▶ **REQUIREMENT**
Output all of the records exactly as written.

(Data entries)

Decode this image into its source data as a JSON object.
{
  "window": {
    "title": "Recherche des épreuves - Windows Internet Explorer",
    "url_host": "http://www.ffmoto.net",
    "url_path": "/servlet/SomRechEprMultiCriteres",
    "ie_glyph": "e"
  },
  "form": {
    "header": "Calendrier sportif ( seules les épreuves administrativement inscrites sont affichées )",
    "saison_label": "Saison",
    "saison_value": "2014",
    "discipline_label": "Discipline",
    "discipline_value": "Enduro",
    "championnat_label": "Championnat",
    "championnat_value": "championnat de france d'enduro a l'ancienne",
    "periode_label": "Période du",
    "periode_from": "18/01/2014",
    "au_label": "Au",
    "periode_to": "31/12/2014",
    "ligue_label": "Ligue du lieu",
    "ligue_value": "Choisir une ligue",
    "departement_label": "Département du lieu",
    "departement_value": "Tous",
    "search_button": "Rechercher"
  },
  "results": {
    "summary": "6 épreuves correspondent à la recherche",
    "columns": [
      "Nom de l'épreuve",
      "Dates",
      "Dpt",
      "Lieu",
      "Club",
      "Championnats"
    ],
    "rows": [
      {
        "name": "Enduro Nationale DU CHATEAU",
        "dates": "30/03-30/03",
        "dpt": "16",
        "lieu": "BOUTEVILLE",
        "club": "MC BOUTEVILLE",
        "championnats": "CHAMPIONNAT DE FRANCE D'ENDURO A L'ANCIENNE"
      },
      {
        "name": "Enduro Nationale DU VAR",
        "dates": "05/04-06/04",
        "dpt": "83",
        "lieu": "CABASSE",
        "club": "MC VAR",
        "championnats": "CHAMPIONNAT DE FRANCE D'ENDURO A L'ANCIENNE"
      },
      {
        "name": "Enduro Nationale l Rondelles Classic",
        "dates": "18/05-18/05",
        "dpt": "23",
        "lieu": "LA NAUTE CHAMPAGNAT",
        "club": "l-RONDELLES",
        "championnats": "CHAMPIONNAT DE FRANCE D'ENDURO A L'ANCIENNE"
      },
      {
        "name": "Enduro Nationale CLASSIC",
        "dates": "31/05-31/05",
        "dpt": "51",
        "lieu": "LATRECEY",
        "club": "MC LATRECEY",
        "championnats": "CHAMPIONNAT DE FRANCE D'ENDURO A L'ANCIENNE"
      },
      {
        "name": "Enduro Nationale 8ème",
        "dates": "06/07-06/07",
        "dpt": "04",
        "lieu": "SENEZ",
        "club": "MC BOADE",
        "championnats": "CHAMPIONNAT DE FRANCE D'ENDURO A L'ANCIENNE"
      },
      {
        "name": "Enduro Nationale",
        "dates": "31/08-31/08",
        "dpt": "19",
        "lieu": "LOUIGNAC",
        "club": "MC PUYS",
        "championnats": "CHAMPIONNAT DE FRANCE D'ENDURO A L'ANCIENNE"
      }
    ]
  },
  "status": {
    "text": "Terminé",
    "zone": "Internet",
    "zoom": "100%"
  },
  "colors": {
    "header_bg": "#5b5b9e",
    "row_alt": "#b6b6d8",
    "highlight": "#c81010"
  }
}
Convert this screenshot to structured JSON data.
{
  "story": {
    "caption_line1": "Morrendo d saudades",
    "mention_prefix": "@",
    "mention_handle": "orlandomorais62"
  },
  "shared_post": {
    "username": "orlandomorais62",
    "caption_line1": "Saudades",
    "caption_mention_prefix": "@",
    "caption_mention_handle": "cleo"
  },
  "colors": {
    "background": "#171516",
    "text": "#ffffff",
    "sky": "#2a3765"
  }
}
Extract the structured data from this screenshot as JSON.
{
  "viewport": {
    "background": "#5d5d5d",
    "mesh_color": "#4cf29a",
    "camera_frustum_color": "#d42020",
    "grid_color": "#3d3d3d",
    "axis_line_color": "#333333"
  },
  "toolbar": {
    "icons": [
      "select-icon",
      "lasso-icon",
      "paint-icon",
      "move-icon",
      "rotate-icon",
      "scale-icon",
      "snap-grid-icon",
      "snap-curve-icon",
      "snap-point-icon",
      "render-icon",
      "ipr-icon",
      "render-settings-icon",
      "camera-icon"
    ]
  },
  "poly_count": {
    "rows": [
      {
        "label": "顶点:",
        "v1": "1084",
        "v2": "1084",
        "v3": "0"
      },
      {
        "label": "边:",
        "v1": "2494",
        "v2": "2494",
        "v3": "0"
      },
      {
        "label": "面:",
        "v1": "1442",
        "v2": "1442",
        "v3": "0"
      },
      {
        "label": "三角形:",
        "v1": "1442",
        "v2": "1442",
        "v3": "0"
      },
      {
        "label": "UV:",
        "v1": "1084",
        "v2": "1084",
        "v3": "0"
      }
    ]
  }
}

▶ **ANSWER FOR THE TASK**
Decode this image into its source data as a JSON object.
{
  "window": {
    "title": "Recherche des épreuves - Windows Internet Explorer",
    "url_host": "http://www.ffmoto.net",
    "url_path": "/servlet/SomRechEprMultiCriteres",
    "ie_glyph": "e"
  },
  "form": {
    "header": "Calendrier sportif ( seules les épreuves administrativement inscrites sont affichées )",
    "saison_label": "Saison",
    "saison_value": "2014",
    "discipline_label": "Discipline",
    "discipline_value": "Enduro",
    "championnat_label": "Championnat",
    "championnat_value": "championnat de france d'enduro a l'ancienne",
    "periode_label": "Période du",
    "periode_from": "18/01/2014",
    "au_label": "Au",
    "periode_to": "31/12/2014",
    "ligue_label": "Ligue du lieu",
    "ligue_value": "Choisir une ligue",
    "departement_label": "Département du lieu",
    "departement_value": "Tous",
    "search_button": "Rechercher"
  },
  "results": {
    "summary": "6 épreuves correspondent à la recherche",
    "columns": [
      "Nom de l'épreuve",
      "Dates",
      "Dpt",
      "Lieu",
      "Club",
      "Championnats"
    ],
    "rows": [
      {
        "name": "Enduro Nationale DU CHATEAU",
        "dates": "30/03-30/03",
        "dpt": "16",
        "lieu": "BOUTEVILLE",
        "club": "MC BOUTEVILLE",
        "championnats": "CHAMPIONNAT DE FRANCE D'ENDURO A L'ANCIENNE"
      },
      {
        "name": "Enduro Nationale DU VAR",
        "dates": "05/04-06/04",
        "dpt": "83",
        "lieu": "CABASSE",
        "club": "MC VAR",
        "championnats": "CHAMPIONNAT DE FRANCE D'ENDURO A L'ANCIENNE"
      },
      {
        "name": "Enduro Nationale l Rondelles Classic",
        "dates": "18/05-18/05",
        "dpt": "23",
        "lieu": "LA NAUTE CHAMPAGNAT",
        "club": "l-RONDELLES",
        "championnats": "CHAMPIONNAT DE FRANCE D'ENDURO A L'ANCIENNE"
      },
      {
        "name": "Enduro Nationale CLASSIC",
        "dates": "31/05-31/05",
        "dpt": "51",
        "lieu": "LATRECEY",
        "club": "MC LATRECEY",
        "championnats": "CHAMPIONNAT DE FRANCE D'ENDURO A L'ANCIENNE"
      },
      {
        "name": "Enduro Nationale 8ème",
        "dates": "06/07-06/07",
        "dpt": "04",
        "lieu": "SENEZ",
        "club": "MC BOADE",
        "championnats": "CHAMPIONNAT DE FRANCE D'ENDURO A L'ANCIENNE"
      },
      {
        "name": "Enduro Nationale",
        "dates": "31/08-31/08",
        "dpt": "19",
        "lieu": "LOUIGNAC",
        "club": "MC PUYS",
        "championnats": "CHAMPIONNAT DE FRANCE D'ENDURO A L'ANCIENNE"
      }
    ]
  },
  "status": {
    "text": "Terminé",
    "zone": "Internet",
    "zoom": "100%"
  },
  "colors": {
    "header_bg": "#5b5b9e",
    "row_alt": "#b6b6d8",
    "highlight": "#c81010"
  }
}
Convert this screenshot to structured JSON data.
{
  "story": {
    "caption_line1": "Morrendo d saudades",
    "mention_prefix": "@",
    "mention_handle": "orlandomorais62"
  },
  "shared_post": {
    "username": "orlandomorais62",
    "caption_line1": "Saudades",
    "caption_mention_prefix": "@",
    "caption_mention_handle": "cleo"
  },
  "colors": {
    "background": "#171516",
    "text": "#ffffff",
    "sky": "#2a3765"
  }
}
Extract the structured data from this screenshot as JSON.
{
  "viewport": {
    "background": "#5d5d5d",
    "mesh_color": "#4cf29a",
    "camera_frustum_color": "#d42020",
    "grid_color": "#3d3d3d",
    "axis_line_color": "#333333"
  },
  "toolbar": {
    "icons": [
      "select-icon",
      "lasso-icon",
      "paint-icon",
      "move-icon",
      "rotate-icon",
      "scale-icon",
      "snap-grid-icon",
      "snap-curve-icon",
      "snap-point-icon",
      "render-icon",
      "ipr-icon",
      "render-settings-icon",
      "camera-icon"
    ]
  },
  "poly_count": {
    "rows": [
      {
        "label": "顶点:",
        "v1": "1084",
        "v2": "1084",
        "v3": "0"
      },
      {
        "label": "边:",
        "v1": "2494",
        "v2": "2494",
        "v3": "0"
      },
      {
        "label": "面:",
        "v1": "1442",
        "v2": "1442",
        "v3": "0"
      },
      {
        "label": "三角形:",
        "v1": "1442",
        "v2": "1442",
        "v3": "0"
      },
      {
        "label": "UV:",
        "v1": "1084",
        "v2": "1084",
        "v3": "0"
      }
    ]
  }
}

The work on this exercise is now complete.